Directions:
Find all the lines with "показателей" and gather them.

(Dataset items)
——
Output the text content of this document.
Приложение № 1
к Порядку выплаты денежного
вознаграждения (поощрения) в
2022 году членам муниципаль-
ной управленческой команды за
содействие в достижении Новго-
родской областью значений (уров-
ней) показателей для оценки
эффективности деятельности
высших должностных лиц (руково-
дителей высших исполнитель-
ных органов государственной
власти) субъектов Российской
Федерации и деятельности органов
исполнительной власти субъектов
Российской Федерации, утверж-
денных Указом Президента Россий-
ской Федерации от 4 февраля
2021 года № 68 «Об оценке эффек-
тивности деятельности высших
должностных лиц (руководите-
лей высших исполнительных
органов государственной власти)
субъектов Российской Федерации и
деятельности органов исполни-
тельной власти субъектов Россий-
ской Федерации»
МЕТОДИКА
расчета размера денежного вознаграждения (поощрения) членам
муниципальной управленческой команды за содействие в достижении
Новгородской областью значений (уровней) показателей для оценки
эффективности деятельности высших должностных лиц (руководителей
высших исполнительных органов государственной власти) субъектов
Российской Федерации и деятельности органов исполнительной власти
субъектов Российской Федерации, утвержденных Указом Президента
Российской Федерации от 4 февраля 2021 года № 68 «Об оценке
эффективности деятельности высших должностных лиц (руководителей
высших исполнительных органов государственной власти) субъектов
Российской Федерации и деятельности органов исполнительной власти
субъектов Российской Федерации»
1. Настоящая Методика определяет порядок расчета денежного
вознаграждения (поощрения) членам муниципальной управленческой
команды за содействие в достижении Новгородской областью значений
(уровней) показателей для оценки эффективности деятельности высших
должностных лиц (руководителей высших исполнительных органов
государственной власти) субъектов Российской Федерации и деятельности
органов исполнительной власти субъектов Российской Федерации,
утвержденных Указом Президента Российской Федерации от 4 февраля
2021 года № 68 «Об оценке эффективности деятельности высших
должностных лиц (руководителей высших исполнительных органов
——
Answer below:
ней) показателей для оценки
Новгородской областью значений (уровней) показателей для оценки
(уровней) показателей для оценки эффективности деятельности высших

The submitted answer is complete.